What follows is a block of records; restate each one word for word.
── Data listing
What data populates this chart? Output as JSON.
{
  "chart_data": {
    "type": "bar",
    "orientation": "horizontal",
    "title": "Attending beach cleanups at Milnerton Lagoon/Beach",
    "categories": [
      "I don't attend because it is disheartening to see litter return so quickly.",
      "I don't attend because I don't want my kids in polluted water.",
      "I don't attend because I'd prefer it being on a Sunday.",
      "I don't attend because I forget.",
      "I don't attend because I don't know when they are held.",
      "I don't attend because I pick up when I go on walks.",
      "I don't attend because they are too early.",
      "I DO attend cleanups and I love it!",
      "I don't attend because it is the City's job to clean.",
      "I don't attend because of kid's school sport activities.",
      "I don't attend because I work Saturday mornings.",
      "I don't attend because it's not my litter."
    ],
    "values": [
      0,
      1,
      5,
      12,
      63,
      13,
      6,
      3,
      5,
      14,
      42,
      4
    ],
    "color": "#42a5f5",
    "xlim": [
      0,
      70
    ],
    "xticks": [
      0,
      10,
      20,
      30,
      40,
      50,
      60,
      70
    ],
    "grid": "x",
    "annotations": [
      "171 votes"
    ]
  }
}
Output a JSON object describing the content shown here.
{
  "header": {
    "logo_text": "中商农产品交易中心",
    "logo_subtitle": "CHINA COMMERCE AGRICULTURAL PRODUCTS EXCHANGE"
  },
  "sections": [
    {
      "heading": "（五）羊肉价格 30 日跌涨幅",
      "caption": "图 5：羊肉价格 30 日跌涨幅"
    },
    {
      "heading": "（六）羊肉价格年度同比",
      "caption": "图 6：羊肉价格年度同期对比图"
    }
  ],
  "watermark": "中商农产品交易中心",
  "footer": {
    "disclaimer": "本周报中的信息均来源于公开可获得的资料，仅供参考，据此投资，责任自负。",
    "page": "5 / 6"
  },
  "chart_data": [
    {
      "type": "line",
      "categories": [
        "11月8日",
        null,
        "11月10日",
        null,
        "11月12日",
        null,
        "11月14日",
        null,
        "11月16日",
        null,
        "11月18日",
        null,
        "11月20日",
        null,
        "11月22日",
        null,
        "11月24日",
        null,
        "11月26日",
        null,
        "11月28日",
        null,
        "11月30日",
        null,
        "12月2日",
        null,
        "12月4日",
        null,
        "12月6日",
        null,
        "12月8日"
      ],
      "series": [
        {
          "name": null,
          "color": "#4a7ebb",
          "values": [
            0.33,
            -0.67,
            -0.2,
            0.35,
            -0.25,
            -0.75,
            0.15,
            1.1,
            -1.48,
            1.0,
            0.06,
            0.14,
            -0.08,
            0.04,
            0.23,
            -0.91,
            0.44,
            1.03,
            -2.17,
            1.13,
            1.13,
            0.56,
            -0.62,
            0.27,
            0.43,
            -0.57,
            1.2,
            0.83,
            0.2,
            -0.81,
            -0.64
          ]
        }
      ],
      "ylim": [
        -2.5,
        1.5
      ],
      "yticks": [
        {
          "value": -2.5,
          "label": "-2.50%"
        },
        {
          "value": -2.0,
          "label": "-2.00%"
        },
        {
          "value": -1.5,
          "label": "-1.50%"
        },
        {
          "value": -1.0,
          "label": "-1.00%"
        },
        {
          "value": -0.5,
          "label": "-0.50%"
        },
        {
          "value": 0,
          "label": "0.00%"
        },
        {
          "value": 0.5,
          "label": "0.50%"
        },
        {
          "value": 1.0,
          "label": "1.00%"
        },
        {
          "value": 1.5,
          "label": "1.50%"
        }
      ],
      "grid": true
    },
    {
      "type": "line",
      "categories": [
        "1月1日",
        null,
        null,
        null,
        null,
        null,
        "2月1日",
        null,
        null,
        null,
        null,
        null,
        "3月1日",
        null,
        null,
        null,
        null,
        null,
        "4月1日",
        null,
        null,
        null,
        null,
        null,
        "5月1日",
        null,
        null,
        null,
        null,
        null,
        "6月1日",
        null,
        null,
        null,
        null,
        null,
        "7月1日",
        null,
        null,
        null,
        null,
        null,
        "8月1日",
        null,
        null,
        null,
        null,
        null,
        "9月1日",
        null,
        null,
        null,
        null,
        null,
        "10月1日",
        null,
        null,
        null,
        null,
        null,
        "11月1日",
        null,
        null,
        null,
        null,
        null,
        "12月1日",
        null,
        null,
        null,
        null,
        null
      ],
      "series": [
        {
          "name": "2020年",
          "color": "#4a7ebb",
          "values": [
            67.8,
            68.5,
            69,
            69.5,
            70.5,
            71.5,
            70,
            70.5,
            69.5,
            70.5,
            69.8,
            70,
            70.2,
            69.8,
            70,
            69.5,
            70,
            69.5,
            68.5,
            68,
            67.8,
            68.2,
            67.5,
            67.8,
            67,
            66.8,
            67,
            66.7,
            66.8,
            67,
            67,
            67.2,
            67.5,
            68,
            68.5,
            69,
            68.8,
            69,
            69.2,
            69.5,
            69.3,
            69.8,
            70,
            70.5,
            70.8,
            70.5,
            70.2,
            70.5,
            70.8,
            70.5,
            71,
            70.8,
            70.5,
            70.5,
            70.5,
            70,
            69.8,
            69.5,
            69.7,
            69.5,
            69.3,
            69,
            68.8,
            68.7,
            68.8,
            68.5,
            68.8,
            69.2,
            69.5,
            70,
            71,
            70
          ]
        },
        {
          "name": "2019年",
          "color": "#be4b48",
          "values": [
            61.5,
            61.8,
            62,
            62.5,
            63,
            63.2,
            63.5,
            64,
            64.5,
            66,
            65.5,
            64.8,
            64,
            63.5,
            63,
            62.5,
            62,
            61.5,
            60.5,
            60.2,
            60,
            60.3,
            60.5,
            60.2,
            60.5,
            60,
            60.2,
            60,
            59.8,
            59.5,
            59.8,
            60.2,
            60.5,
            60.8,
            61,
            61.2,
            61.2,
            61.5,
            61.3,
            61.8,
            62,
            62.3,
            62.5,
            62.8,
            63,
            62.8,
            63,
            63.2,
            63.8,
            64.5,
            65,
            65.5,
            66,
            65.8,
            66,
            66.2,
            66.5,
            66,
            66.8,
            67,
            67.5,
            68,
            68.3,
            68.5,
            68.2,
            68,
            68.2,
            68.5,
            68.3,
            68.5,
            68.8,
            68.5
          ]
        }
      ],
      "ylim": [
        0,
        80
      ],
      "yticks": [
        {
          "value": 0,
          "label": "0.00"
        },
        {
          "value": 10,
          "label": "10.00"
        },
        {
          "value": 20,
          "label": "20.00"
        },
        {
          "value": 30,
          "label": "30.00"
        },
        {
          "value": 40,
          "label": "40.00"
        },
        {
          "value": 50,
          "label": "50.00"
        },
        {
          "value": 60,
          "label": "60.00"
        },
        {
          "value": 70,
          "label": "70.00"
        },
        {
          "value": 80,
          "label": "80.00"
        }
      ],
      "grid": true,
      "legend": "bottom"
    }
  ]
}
────
The solution ::
What data populates this chart? Output as JSON.
{
  "chart_data": {
    "type": "bar",
    "orientation": "horizontal",
    "title": "Attending beach cleanups at Milnerton Lagoon/Beach",
    "categories": [
      "I don't attend because it is disheartening to see litter return so quickly.",
      "I don't attend because I don't want my kids in polluted water.",
      "I don't attend because I'd prefer it being on a Sunday.",
      "I don't attend because I forget.",
      "I don't attend because I don't know when they are held.",
      "I don't attend because I pick up when I go on walks.",
      "I don't attend because they are too early.",
      "I DO attend cleanups and I love it!",
      "I don't attend because it is the City's job to clean.",
      "I don't attend because of kid's school sport activities.",
      "I don't attend because I work Saturday mornings.",
      "I don't attend because it's not my litter."
    ],
    "values": [
      0,
      1,
      5,
      12,
      63,
      13,
      6,
      3,
      5,
      14,
      42,
      4
    ],
    "color": "#42a5f5",
    "xlim": [
      0,
      70
    ],
    "xticks": [
      0,
      10,
      20,
      30,
      40,
      50,
      60,
      70
    ],
    "grid": "x",
    "annotations": [
      "171 votes"
    ]
  }
}
Output a JSON object describing the content shown here.
{
  "header": {
    "logo_text": "中商农产品交易中心",
    "logo_subtitle": "CHINA COMMERCE AGRICULTURAL PRODUCTS EXCHANGE"
  },
  "sections": [
    {
      "heading": "（五）羊肉价格 30 日跌涨幅",
      "caption": "图 5：羊肉价格 30 日跌涨幅"
    },
    {
      "heading": "（六）羊肉价格年度同比",
      "caption": "图 6：羊肉价格年度同期对比图"
    }
  ],
  "watermark": "中商农产品交易中心",
  "footer": {
    "disclaimer": "本周报中的信息均来源于公开可获得的资料，仅供参考，据此投资，责任自负。",
    "page": "5 / 6"
  },
  "chart_data": [
    {
      "type": "line",
      "categories": [
        "11月8日",
        null,
        "11月10日",
        null,
        "11月12日",
        null,
        "11月14日",
        null,
        "11月16日",
        null,
        "11月18日",
        null,
        "11月20日",
        null,
        "11月22日",
        null,
        "11月24日",
        null,
        "11月26日",
        null,
        "11月28日",
        null,
        "11月30日",
        null,
        "12月2日",
        null,
        "12月4日",
        null,
        "12月6日",
        null,
        "12月8日"
      ],
      "series": [
        {
          "name": null,
          "color": "#4a7ebb",
          "values": [
            0.33,
            -0.67,
            -0.2,
            0.35,
            -0.25,
            -0.75,
            0.15,
            1.1,
            -1.48,
            1.0,
            0.06,
            0.14,
            -0.08,
            0.04,
            0.23,
            -0.91,
            0.44,
            1.03,
            -2.17,
            1.13,
            1.13,
            0.56,
            -0.62,
            0.27,
            0.43,
            -0.57,
            1.2,
            0.83,
            0.2,
            -0.81,
            -0.64
          ]
        }
      ],
      "ylim": [
        -2.5,
        1.5
      ],
      "yticks": [
        {
          "value": -2.5,
          "label": "-2.50%"
        },
        {
          "value": -2.0,
          "label": "-2.00%"
        },
        {
          "value": -1.5,
          "label": "-1.50%"
        },
        {
          "value": -1.0,
          "label": "-1.00%"
        },
        {
          "value": -0.5,
          "label": "-0.50%"
        },
        {
          "value": 0,
          "label": "0.00%"
        },
        {
          "value": 0.5,
          "label": "0.50%"
        },
        {
          "value": 1.0,
          "label": "1.00%"
        },
        {
          "value": 1.5,
          "label": "1.50%"
        }
      ],
      "grid": true
    },
    {
      "type": "line",
      "categories": [
        "1月1日",
        null,
        null,
        null,
        null,
        null,
        "2月1日",
        null,
        null,
        null,
        null,
        null,
        "3月1日",
        null,
        null,
        null,
        null,
        null,
        "4月1日",
        null,
        null,
        null,
        null,
        null,
        "5月1日",
        null,
        null,
        null,
        null,
        null,
        "6月1日",
        null,
        null,
        null,
        null,
        null,
        "7月1日",
        null,
        null,
        null,
        null,
        null,
        "8月1日",
        null,
        null,
        null,
        null,
        null,
        "9月1日",
        null,
        null,
        null,
        null,
        null,
        "10月1日",
        null,
        null,
        null,
        null,
        null,
        "11月1日",
        null,
        null,
        null,
        null,
        null,
        "12月1日",
        null,
        null,
        null,
        null,
        null
      ],
      "series": [
        {
          "name": "2020年",
          "color": "#4a7ebb",
          "values": [
            67.8,
            68.5,
            69,
            69.5,
            70.5,
            71.5,
            70,
            70.5,
            69.5,
            70.5,
            69.8,
            70,
            70.2,
            69.8,
            70,
            69.5,
            70,
            69.5,
            68.5,
            68,
            67.8,
            68.2,
            67.5,
            67.8,
            67,
            66.8,
            67,
            66.7,
            66.8,
            67,
            67,
            67.2,
            67.5,
            68,
            68.5,
            69,
            68.8,
            69,
            69.2,
            69.5,
            69.3,
            69.8,
            70,
            70.5,
            70.8,
            70.5,
            70.2,
            70.5,
            70.8,
            70.5,
            71,
            70.8,
            70.5,
            70.5,
            70.5,
            70,
            69.8,
            69.5,
            69.7,
            69.5,
            69.3,
            69,
            68.8,
            68.7,
            68.8,
            68.5,
            68.8,
            69.2,
            69.5,
            70,
            71,
            70
          ]
        },
        {
          "name": "2019年",
          "color": "#be4b48",
          "values": [
            61.5,
            61.8,
            62,
            62.5,
            63,
            63.2,
            63.5,
            64,
            64.5,
            66,
            65.5,
            64.8,
            64,
            63.5,
            63,
            62.5,
            62,
            61.5,
            60.5,
            60.2,
            60,
            60.3,
            60.5,
            60.2,
            60.5,
            60,
            60.2,
            60,
            59.8,
            59.5,
            59.8,
            60.2,
            60.5,
            60.8,
            61,
            61.2,
            61.2,
            61.5,
            61.3,
            61.8,
            62,
            62.3,
            62.5,
            62.8,
            63,
            62.8,
            63,
            63.2,
            63.8,
            64.5,
            65,
            65.5,
            66,
            65.8,
            66,
            66.2,
            66.5,
            66,
            66.8,
            67,
            67.5,
            68,
            68.3,
            68.5,
            68.2,
            68,
            68.2,
            68.5,
            68.3,
            68.5,
            68.8,
            68.5
          ]
        }
      ],
      "ylim": [
        0,
        80
      ],
      "yticks": [
        {
          "value": 0,
          "label": "0.00"
        },
        {
          "value": 10,
          "label": "10.00"
        },
        {
          "value": 20,
          "label": "20.00"
        },
        {
          "value": 30,
          "label": "30.00"
        },
        {
          "value": 40,
          "label": "40.00"
        },
        {
          "value": 50,
          "label": "50.00"
        },
        {
          "value": 60,
          "label": "60.00"
        },
        {
          "value": 70,
          "label": "70.00"
        },
        {
          "value": 80,
          "label": "80.00"
        }
      ],
      "grid": true,
      "legend": "bottom"
    }
  ]
}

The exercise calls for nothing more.